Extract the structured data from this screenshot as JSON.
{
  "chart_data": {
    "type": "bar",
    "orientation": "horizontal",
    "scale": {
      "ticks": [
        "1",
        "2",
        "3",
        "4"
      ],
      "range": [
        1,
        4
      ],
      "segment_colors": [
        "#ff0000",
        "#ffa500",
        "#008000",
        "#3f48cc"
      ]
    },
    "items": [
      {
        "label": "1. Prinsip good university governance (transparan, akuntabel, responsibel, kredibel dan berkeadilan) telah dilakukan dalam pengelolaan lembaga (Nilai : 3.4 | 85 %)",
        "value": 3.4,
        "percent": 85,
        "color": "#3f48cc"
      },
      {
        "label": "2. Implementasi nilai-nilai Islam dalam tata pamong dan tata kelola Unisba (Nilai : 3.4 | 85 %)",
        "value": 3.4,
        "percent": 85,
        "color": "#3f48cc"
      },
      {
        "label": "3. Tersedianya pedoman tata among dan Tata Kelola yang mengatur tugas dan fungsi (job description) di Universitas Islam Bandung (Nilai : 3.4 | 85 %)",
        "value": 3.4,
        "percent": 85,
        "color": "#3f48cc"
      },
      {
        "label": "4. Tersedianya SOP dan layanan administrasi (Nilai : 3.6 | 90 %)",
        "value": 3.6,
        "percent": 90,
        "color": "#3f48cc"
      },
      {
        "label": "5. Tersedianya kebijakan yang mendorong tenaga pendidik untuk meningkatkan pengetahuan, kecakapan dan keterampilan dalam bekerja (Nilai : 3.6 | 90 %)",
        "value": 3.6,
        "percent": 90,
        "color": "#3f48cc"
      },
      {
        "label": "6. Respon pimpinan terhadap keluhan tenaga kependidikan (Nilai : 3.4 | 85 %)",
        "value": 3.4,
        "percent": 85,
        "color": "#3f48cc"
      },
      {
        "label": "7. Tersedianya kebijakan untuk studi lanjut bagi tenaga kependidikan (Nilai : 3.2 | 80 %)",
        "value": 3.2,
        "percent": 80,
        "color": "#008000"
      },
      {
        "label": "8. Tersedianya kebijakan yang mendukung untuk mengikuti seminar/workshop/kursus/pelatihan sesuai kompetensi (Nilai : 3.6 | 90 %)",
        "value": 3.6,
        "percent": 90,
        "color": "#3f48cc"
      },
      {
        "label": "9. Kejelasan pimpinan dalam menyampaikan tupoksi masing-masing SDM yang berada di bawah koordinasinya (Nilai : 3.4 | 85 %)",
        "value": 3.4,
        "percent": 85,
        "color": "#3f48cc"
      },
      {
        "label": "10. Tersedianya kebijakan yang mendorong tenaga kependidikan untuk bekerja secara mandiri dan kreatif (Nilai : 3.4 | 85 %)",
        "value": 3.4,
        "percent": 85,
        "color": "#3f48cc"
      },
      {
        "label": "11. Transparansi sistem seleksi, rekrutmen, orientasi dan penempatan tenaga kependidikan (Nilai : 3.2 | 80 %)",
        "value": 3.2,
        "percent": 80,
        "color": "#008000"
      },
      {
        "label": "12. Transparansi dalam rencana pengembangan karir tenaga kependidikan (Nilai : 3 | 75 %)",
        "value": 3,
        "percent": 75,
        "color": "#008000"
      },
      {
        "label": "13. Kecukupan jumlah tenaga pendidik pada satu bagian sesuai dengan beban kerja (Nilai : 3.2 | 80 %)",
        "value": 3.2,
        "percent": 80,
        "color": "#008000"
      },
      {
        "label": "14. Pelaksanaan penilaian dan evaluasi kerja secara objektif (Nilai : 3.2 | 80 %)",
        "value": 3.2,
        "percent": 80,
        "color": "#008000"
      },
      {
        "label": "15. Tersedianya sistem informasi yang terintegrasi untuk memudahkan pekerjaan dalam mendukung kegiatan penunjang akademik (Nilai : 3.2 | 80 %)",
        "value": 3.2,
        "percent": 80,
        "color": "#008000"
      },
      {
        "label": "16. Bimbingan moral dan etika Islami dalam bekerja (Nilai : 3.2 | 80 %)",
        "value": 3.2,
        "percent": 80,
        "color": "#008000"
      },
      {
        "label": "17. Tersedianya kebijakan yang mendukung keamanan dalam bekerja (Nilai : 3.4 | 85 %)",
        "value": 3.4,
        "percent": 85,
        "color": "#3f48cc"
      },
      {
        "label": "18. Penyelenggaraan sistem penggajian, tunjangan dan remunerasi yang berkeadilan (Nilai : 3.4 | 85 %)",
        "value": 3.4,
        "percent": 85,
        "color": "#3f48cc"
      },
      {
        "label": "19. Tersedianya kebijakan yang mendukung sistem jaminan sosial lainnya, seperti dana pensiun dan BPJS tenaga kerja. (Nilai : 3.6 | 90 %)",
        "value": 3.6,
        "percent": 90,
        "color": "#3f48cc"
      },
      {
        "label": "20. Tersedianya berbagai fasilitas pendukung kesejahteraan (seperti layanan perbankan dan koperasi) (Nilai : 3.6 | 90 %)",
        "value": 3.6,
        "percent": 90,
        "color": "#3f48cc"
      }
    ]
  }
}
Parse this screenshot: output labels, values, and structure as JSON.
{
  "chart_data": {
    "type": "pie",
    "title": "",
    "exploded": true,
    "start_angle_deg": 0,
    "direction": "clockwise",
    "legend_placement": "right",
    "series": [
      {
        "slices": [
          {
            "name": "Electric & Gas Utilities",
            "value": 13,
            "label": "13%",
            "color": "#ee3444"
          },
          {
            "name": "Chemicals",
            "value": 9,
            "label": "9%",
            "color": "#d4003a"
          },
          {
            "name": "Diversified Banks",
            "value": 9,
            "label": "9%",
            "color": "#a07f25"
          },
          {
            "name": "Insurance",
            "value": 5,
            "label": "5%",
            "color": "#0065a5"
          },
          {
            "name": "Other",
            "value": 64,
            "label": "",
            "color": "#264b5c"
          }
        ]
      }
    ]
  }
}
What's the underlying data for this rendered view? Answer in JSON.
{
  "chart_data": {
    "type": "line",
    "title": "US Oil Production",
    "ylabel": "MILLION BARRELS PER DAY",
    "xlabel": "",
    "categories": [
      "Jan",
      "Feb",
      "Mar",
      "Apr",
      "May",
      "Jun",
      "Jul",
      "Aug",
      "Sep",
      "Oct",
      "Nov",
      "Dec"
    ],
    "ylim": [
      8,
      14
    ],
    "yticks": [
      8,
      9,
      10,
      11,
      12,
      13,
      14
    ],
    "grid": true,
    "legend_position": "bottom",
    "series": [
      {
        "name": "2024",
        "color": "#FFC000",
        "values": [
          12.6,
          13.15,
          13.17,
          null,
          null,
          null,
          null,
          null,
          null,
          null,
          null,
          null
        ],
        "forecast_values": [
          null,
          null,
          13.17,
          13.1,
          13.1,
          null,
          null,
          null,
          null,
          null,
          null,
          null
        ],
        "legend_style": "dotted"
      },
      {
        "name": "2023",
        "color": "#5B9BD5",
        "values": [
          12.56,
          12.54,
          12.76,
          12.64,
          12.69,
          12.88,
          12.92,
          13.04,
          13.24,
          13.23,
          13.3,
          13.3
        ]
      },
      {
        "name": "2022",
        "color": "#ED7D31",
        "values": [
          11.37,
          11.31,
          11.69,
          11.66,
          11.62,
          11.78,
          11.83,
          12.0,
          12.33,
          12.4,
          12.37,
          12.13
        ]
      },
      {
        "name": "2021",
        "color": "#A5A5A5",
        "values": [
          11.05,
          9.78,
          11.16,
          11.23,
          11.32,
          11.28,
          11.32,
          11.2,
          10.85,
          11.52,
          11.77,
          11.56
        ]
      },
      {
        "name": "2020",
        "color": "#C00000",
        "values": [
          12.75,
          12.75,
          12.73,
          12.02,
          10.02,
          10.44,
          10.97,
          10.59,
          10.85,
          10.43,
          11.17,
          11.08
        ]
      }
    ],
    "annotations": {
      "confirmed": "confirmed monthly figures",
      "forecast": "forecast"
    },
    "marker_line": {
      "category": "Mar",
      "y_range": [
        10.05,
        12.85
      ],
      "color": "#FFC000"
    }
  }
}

+++

> What this task involves:
Return the lines of the records that include the string "JSON".

> Correct output:
Extract the structured data from this screenshot as JSON.
Parse this screenshot: output labels, values, and structure as JSON.
What's the underlying data for this rendered view? Answer in JSON.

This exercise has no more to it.